** start **

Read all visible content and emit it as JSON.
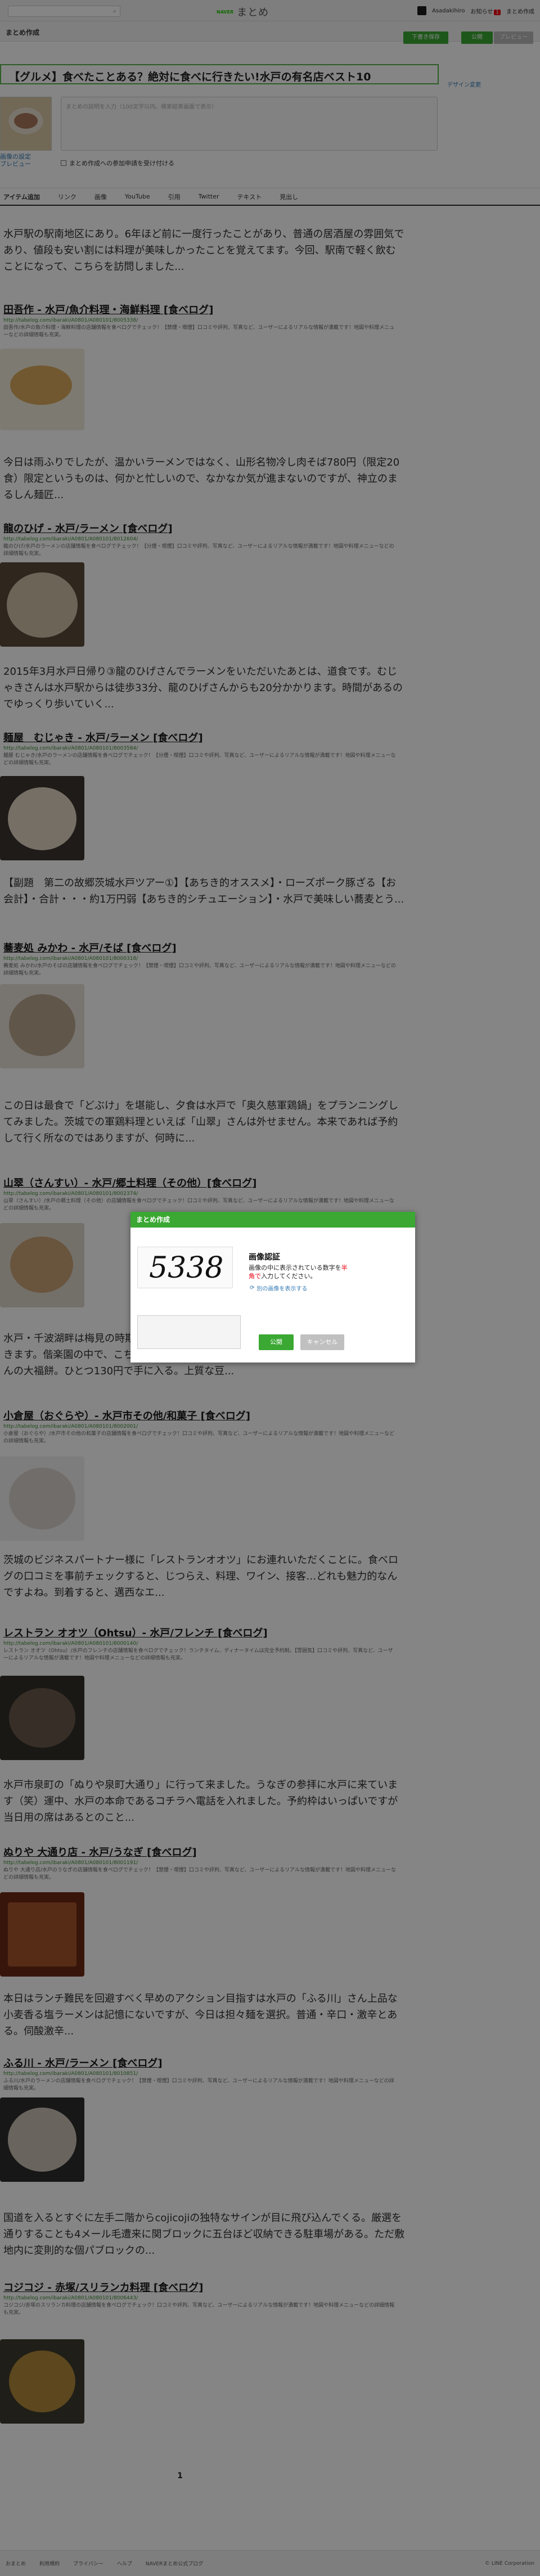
{
  "header": {
    "brand_small": "NAVER",
    "brand_main": "まとめ",
    "user_name": "Asadakihiro",
    "notifications_label": "お知らせ",
    "notifications_count": "1",
    "my_matome_label": "まとめ作成"
  },
  "subbar": {
    "section_title": "まとめ作成",
    "draft_button": "下書き保存",
    "publish_button": "公開",
    "preview_button": "プレビュー"
  },
  "editor": {
    "title": "【グルメ】食べたことある？絶対に食べに行きたい!水戸の有名店ベスト10",
    "design_link": "デザイン変更",
    "thumb_caption_line1": "画像の設定",
    "thumb_caption_line2": "プレビュー",
    "description_placeholder": "まとめの説明を入力（100文字以内。検索結果画面で表示）",
    "co_edit_label": "まとめ作成への参加申請を受け付ける"
  },
  "tabs": [
    "アイテム追加",
    "リンク",
    "画像",
    "YouTube",
    "引用",
    "Twitter",
    "テキスト",
    "見出し"
  ],
  "items": [
    {
      "quote": "水戸駅の駅南地区にあり。6年ほど前に一度行ったことがあり、普通の居酒屋の雰囲気であり、値段も安い割には料理が美味しかったことを覚えてます。今回、駅南で軽く飲むことになって、こちらを訪問しました...",
      "link": "田吾作 - 水戸/魚介料理・海鮮料理 [食べログ]",
      "url": "http://tabelog.com/ibaraki/A0801/A080101/8005338/",
      "desc": "田吾作/水戸の魚介料理・海鮮料理の店舗情報を食べログでチェック！【禁煙・喫煙】口コミや評判、写真など、ユーザーによるリアルな情報が満載です！地図や料理メニューなどの詳細情報も充実。"
    },
    {
      "quote": "今日は雨ふりでしたが、温かいラーメンではなく、山形名物冷し肉そば780円（限定20食）限定というものは、何かと忙しいので、なかなか気が進まないのですが、神立のまるしん麺匠...",
      "link": "龍のひげ - 水戸/ラーメン [食べログ]",
      "url": "http://tabelog.com/ibaraki/A0801/A080101/8012604/",
      "desc": "龍のひげ/水戸のラーメンの店舗情報を食べログでチェック！【分煙・喫煙】口コミや評判、写真など、ユーザーによるリアルな情報が満載です！地図や料理メニューなどの詳細情報も充実。"
    },
    {
      "quote": "2015年3月水戸日帰り③龍のひげさんでラーメンをいただいたあとは、道食です。むじゃきさんは水戸駅からは徒歩33分、龍のひげさんからも20分かかります。時間があるのでゆっくり歩いていく...",
      "link": "麺屋　むじゃき - 水戸/ラーメン [食べログ]",
      "url": "http://tabelog.com/ibaraki/A0801/A080101/8003584/",
      "desc": "麺屋 むじゃき/水戸のラーメンの店舗情報を食べログでチェック！【分煙・喫煙】口コミや評判、写真など、ユーザーによるリアルな情報が満載です！地図や料理メニューなどの詳細情報も充実。"
    },
    {
      "quote": "【副題　第二の故郷茨城水戸ツアー①】【あちき的オススメ】・ローズポーク豚ざる【お会計】・合計・・・約1万円弱【あちき的シチュエーション】・水戸で美味しい蕎麦とう...",
      "link": "蕎麦処 みかわ - 水戸/そば [食べログ]",
      "url": "http://tabelog.com/ibaraki/A0801/A080101/8000318/",
      "desc": "蕎麦処 みかわ/水戸のそばの店舗情報を食べログでチェック！【禁煙・喫煙】口コミや評判、写真など、ユーザーによるリアルな情報が満載です！地図や料理メニューなどの詳細情報も充実。"
    },
    {
      "quote": "この日は最食で「どぶけ」を堪能し、夕食は水戸で「奥久慈軍鶏鍋」をプランニングしてみました。茨城での軍鶏料理といえば「山翠」さんは外せません。本来であれば予約して行く所なのではありますが、何時に...",
      "link": "山翠（さんすい）- 水戸/郷土料理（その他）[食べログ]",
      "url": "http://tabelog.com/ibaraki/A0801/A080101/8002374/",
      "desc": "山翠（さんすい）/水戸の郷土料理（その他）の店舗情報を食べログでチェック！口コミや評判、写真など、ユーザーによるリアルな情報が満載です！地図や料理メニューなどの詳細情報も充実。"
    },
    {
      "quote": "水戸・千波湖畔は梅見の時期でにぎわっています。梅見の後、偕楽生活道路を選んで行きます。偕楽園の中で、こちらの名物である「お祭りでしか食べられない「小倉屋」さんの大福餅。ひとつ130円で手に入る。上質な豆...",
      "link": "小倉屋（おぐらや）- 水戸市その他/和菓子 [食べログ]",
      "url": "http://tabelog.com/ibaraki/A0801/A080101/8002001/",
      "desc": "小倉屋（おぐらや）/水戸市その他の和菓子の店舗情報を食べログでチェック！口コミや評判、写真など、ユーザーによるリアルな情報が満載です！地図や料理メニューなどの詳細情報も充実。"
    },
    {
      "quote": "茨城のビジネスパートナー様に「レストランオオツ」にお連れいただくことに。食べログの口コミを事前チェックすると、じつらえ、料理、ワイン、接客…どれも魅力的なんですよね。到着すると、邁西なエ...",
      "link": "レストラン オオツ（Ohtsu）- 水戸/フレンチ [食べログ]",
      "url": "http://tabelog.com/ibaraki/A0801/A080101/8000140/",
      "desc": "レストラン オオツ（Ohtsu）/水戸のフレンチの店舗情報を食べログでチェック！ランチタイム、ディナータイムは完全予約制。【雰囲気】口コミや評判、写真など、ユーザーによるリアルな情報が満載です！地図や料理メニューなどの詳細情報も充実。"
    },
    {
      "quote": "水戸市泉町の「ぬりや泉町大通り」に行って来ました。うなぎの参拝に水戸に来ています（笑）運中、水戸の本命であるコチラへ電話を入れました。予約枠はいっぱいですが当日用の席はあるとのこと...",
      "link": "ぬりや 大通り店 - 水戸/うなぎ [食べログ]",
      "url": "http://tabelog.com/ibaraki/A0801/A080101/8001191/",
      "desc": "ぬりや 大通り店/水戸のうなぎの店舗情報を食べログでチェック！【禁煙・喫煙】口コミや評判、写真など、ユーザーによるリアルな情報が満載です！地図や料理メニューなどの詳細情報も充実。"
    },
    {
      "quote": "本日はランチ難民を回避すべく早めのアクション目指すは水戸の「ふる川」さん上品な小麦香る塩ラーメンは記憶にないですが、今日は担々麺を選択。普通・辛口・激辛とある。伺酸激辛...",
      "link": "ふる川 - 水戸/ラーメン [食べログ]",
      "url": "http://tabelog.com/ibaraki/A0801/A080101/8010851/",
      "desc": "ふる川/水戸のラーメンの店舗情報を食べログでチェック！【禁煙・喫煙】口コミや評判、写真など、ユーザーによるリアルな情報が満載です！地図や料理メニューなどの詳細情報も充実。"
    },
    {
      "quote": "国道を入るとすぐに左手二階からcojicojiの独特なサインが目に飛び込んでくる。厳選を通りすることも4メール毛遭来に関ブロックに五台ほど収納できる駐車場がある。ただ敷地内に変則的な個パブロックの...",
      "link": "コジコジ - 赤塚/スリランカ料理 [食べログ]",
      "url": "http://tabelog.com/ibaraki/A0801/A080101/8006443/",
      "desc": "コジコジ/赤塚のスリランカ料理の店舗情報を食べログでチェック！口コミや評判、写真など、ユーザーによるリアルな情報が満載です！地図や料理メニューなどの詳細情報も充実。"
    }
  ],
  "pagination": {
    "current": "1"
  },
  "modal": {
    "header": "まとめ作成",
    "captcha_code": "5338",
    "heading": "画像認証",
    "text_before": "画像の中に表示されている数字を",
    "text_red": "半角で",
    "text_after": "入力してください。",
    "refresh_label": "別の画像を表示する",
    "ok_label": "公開",
    "cancel_label": "キャンセル"
  },
  "footer": {
    "links": [
      "おまとめ",
      "利用規約",
      "プライバシー",
      "ヘルプ",
      "NAVERまとめ公式ブログ"
    ],
    "copyright": "© LINE Corporation"
  }
}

** end **

* [WRITTEN PROBLEM] Repeat the records above exactly, leaving out any pictures they contain.

* [OUTPUT OF THE EXERCISE]
Read all visible content and emit it as JSON.
{
  "header": {
    "brand_small": "NAVER",
    "brand_main": "まとめ",
    "user_name": "Asadakihiro",
    "notifications_label": "お知らせ",
    "notifications_count": "1",
    "my_matome_label": "まとめ作成"
  },
  "subbar": {
    "section_title": "まとめ作成",
    "draft_button": "下書き保存",
    "publish_button": "公開",
    "preview_button": "プレビュー"
  },
  "editor": {
    "title": "【グルメ】食べたことある？絶対に食べに行きたい!水戸の有名店ベスト10",
    "design_link": "デザイン変更",
    "thumb_caption_line1": "画像の設定",
    "thumb_caption_line2": "プレビュー",
    "description_placeholder": "まとめの説明を入力（100文字以内。検索結果画面で表示）",
    "co_edit_label": "まとめ作成への参加申請を受け付ける"
  },
  "tabs": [
    "アイテム追加",
    "リンク",
    "画像",
    "YouTube",
    "引用",
    "Twitter",
    "テキスト",
    "見出し"
  ],
  "items": [
    {
      "quote": "水戸駅の駅南地区にあり。6年ほど前に一度行ったことがあり、普通の居酒屋の雰囲気であり、値段も安い割には料理が美味しかったことを覚えてます。今回、駅南で軽く飲むことになって、こちらを訪問しました...",
      "link": "田吾作 - 水戸/魚介料理・海鮮料理 [食べログ]",
      "url": "http://tabelog.com/ibaraki/A0801/A080101/8005338/",
      "desc": "田吾作/水戸の魚介料理・海鮮料理の店舗情報を食べログでチェック！【禁煙・喫煙】口コミや評判、写真など、ユーザーによるリアルな情報が満載です！地図や料理メニューなどの詳細情報も充実。"
    },
    {
      "quote": "今日は雨ふりでしたが、温かいラーメンではなく、山形名物冷し肉そば780円（限定20食）限定というものは、何かと忙しいので、なかなか気が進まないのですが、神立のまるしん麺匠...",
      "link": "龍のひげ - 水戸/ラーメン [食べログ]",
      "url": "http://tabelog.com/ibaraki/A0801/A080101/8012604/",
      "desc": "龍のひげ/水戸のラーメンの店舗情報を食べログでチェック！【分煙・喫煙】口コミや評判、写真など、ユーザーによるリアルな情報が満載です！地図や料理メニューなどの詳細情報も充実。"
    },
    {
      "quote": "2015年3月水戸日帰り③龍のひげさんでラーメンをいただいたあとは、道食です。むじゃきさんは水戸駅からは徒歩33分、龍のひげさんからも20分かかります。時間があるのでゆっくり歩いていく...",
      "link": "麺屋　むじゃき - 水戸/ラーメン [食べログ]",
      "url": "http://tabelog.com/ibaraki/A0801/A080101/8003584/",
      "desc": "麺屋 むじゃき/水戸のラーメンの店舗情報を食べログでチェック！【分煙・喫煙】口コミや評判、写真など、ユーザーによるリアルな情報が満載です！地図や料理メニューなどの詳細情報も充実。"
    },
    {
      "quote": "【副題　第二の故郷茨城水戸ツアー①】【あちき的オススメ】・ローズポーク豚ざる【お会計】・合計・・・約1万円弱【あちき的シチュエーション】・水戸で美味しい蕎麦とう...",
      "link": "蕎麦処 みかわ - 水戸/そば [食べログ]",
      "url": "http://tabelog.com/ibaraki/A0801/A080101/8000318/",
      "desc": "蕎麦処 みかわ/水戸のそばの店舗情報を食べログでチェック！【禁煙・喫煙】口コミや評判、写真など、ユーザーによるリアルな情報が満載です！地図や料理メニューなどの詳細情報も充実。"
    },
    {
      "quote": "この日は最食で「どぶけ」を堪能し、夕食は水戸で「奥久慈軍鶏鍋」をプランニングしてみました。茨城での軍鶏料理といえば「山翠」さんは外せません。本来であれば予約して行く所なのではありますが、何時に...",
      "link": "山翠（さんすい）- 水戸/郷土料理（その他）[食べログ]",
      "url": "http://tabelog.com/ibaraki/A0801/A080101/8002374/",
      "desc": "山翠（さんすい）/水戸の郷土料理（その他）の店舗情報を食べログでチェック！口コミや評判、写真など、ユーザーによるリアルな情報が満載です！地図や料理メニューなどの詳細情報も充実。"
    },
    {
      "quote": "水戸・千波湖畔は梅見の時期でにぎわっています。梅見の後、偕楽生活道路を選んで行きます。偕楽園の中で、こちらの名物である「お祭りでしか食べられない「小倉屋」さんの大福餅。ひとつ130円で手に入る。上質な豆...",
      "link": "小倉屋（おぐらや）- 水戸市その他/和菓子 [食べログ]",
      "url": "http://tabelog.com/ibaraki/A0801/A080101/8002001/",
      "desc": "小倉屋（おぐらや）/水戸市その他の和菓子の店舗情報を食べログでチェック！口コミや評判、写真など、ユーザーによるリアルな情報が満載です！地図や料理メニューなどの詳細情報も充実。"
    },
    {
      "quote": "茨城のビジネスパートナー様に「レストランオオツ」にお連れいただくことに。食べログの口コミを事前チェックすると、じつらえ、料理、ワイン、接客…どれも魅力的なんですよね。到着すると、邁西なエ...",
      "link": "レストラン オオツ（Ohtsu）- 水戸/フレンチ [食べログ]",
      "url": "http://tabelog.com/ibaraki/A0801/A080101/8000140/",
      "desc": "レストラン オオツ（Ohtsu）/水戸のフレンチの店舗情報を食べログでチェック！ランチタイム、ディナータイムは完全予約制。【雰囲気】口コミや評判、写真など、ユーザーによるリアルな情報が満載です！地図や料理メニューなどの詳細情報も充実。"
    },
    {
      "quote": "水戸市泉町の「ぬりや泉町大通り」に行って来ました。うなぎの参拝に水戸に来ています（笑）運中、水戸の本命であるコチラへ電話を入れました。予約枠はいっぱいですが当日用の席はあるとのこと...",
      "link": "ぬりや 大通り店 - 水戸/うなぎ [食べログ]",
      "url": "http://tabelog.com/ibaraki/A0801/A080101/8001191/",
      "desc": "ぬりや 大通り店/水戸のうなぎの店舗情報を食べログでチェック！【禁煙・喫煙】口コミや評判、写真など、ユーザーによるリアルな情報が満載です！地図や料理メニューなどの詳細情報も充実。"
    },
    {
      "quote": "本日はランチ難民を回避すべく早めのアクション目指すは水戸の「ふる川」さん上品な小麦香る塩ラーメンは記憶にないですが、今日は担々麺を選択。普通・辛口・激辛とある。伺酸激辛...",
      "link": "ふる川 - 水戸/ラーメン [食べログ]",
      "url": "http://tabelog.com/ibaraki/A0801/A080101/8010851/",
      "desc": "ふる川/水戸のラーメンの店舗情報を食べログでチェック！【禁煙・喫煙】口コミや評判、写真など、ユーザーによるリアルな情報が満載です！地図や料理メニューなどの詳細情報も充実。"
    },
    {
      "quote": "国道を入るとすぐに左手二階からcojicojiの独特なサインが目に飛び込んでくる。厳選を通りすることも4メール毛遭来に関ブロックに五台ほど収納できる駐車場がある。ただ敷地内に変則的な個パブロックの...",
      "link": "コジコジ - 赤塚/スリランカ料理 [食べログ]",
      "url": "http://tabelog.com/ibaraki/A0801/A080101/8006443/",
      "desc": "コジコジ/赤塚のスリランカ料理の店舗情報を食べログでチェック！口コミや評判、写真など、ユーザーによるリアルな情報が満載です！地図や料理メニューなどの詳細情報も充実。"
    }
  ],
  "pagination": {
    "current": "1"
  },
  "modal": {
    "header": "まとめ作成",
    "captcha_code": "5338",
    "heading": "画像認証",
    "text_before": "画像の中に表示されている数字を",
    "text_red": "半角で",
    "text_after": "入力してください。",
    "refresh_label": "別の画像を表示する",
    "ok_label": "公開",
    "cancel_label": "キャンセル"
  },
  "footer": {
    "links": [
      "おまとめ",
      "利用規約",
      "プライバシー",
      "ヘルプ",
      "NAVERまとめ公式ブログ"
    ],
    "copyright": "© LINE Corporation"
  }
}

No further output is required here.